Exercise inputs:
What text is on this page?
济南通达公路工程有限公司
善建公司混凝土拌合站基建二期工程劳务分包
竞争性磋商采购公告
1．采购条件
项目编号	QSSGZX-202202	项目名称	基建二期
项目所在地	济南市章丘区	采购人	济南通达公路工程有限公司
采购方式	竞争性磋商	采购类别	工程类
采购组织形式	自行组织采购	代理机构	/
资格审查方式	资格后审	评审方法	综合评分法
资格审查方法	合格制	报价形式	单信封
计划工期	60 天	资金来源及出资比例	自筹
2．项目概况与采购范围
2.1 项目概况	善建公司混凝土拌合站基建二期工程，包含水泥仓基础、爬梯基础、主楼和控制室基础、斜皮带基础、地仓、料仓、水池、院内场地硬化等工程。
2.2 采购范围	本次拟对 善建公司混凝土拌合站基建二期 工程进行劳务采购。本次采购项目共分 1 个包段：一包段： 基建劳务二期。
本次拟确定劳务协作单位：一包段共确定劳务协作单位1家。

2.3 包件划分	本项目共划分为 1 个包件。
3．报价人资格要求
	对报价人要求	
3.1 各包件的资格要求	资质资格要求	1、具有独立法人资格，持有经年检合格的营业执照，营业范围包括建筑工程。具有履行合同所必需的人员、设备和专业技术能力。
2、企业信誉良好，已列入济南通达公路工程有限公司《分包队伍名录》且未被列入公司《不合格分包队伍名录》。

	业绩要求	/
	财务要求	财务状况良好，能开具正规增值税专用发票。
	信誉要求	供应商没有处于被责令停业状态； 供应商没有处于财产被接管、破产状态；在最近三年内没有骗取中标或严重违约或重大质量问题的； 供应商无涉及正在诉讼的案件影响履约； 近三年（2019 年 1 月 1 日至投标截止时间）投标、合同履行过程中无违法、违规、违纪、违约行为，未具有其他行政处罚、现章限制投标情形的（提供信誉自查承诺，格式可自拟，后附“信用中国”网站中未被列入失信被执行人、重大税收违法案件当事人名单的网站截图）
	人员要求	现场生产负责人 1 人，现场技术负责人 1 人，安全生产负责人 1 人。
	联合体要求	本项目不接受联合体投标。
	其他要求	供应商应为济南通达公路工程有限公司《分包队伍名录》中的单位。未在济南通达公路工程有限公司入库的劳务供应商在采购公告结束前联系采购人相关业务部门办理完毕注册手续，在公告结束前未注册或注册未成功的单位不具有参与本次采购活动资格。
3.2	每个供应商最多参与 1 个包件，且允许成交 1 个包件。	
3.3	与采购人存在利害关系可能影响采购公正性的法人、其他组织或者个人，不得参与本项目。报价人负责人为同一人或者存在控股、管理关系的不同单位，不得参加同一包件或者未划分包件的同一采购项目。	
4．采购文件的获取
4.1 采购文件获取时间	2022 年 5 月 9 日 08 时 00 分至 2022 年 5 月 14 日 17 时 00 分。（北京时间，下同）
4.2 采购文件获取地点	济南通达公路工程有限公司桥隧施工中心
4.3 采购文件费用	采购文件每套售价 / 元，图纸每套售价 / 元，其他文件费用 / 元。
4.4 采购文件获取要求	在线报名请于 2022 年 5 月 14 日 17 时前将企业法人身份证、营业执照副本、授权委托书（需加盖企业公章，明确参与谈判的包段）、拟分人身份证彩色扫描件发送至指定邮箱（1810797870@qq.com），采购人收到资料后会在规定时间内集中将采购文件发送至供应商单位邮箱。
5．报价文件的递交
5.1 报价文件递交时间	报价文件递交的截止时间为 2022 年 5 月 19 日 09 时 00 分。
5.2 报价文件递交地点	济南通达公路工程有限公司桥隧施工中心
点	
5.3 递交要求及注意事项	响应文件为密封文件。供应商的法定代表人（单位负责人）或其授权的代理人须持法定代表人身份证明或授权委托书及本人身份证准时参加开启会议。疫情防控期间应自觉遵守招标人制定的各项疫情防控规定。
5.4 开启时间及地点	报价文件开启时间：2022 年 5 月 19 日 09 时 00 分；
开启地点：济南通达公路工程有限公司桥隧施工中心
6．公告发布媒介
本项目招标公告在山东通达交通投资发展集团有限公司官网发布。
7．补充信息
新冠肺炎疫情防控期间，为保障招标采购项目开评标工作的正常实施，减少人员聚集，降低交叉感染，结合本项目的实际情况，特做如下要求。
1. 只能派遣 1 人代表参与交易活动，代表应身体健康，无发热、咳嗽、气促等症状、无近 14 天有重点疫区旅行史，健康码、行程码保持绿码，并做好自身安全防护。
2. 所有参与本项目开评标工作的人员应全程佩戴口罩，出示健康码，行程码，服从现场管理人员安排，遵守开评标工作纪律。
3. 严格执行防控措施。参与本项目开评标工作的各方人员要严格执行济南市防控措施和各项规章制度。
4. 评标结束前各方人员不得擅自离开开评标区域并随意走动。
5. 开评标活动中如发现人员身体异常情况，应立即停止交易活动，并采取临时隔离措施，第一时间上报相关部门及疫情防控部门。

Exercise prompt: Identify every line holding the word "济南通达公路工程有限公司桥隧施工中心" and copy it out.

Output of the exercise:
4.2 采购文件获取地点	济南通达公路工程有限公司桥隧施工中心
5.2 报价文件递交地点	济南通达公路工程有限公司桥隧施工中心
开启地点：济南通达公路工程有限公司桥隧施工中心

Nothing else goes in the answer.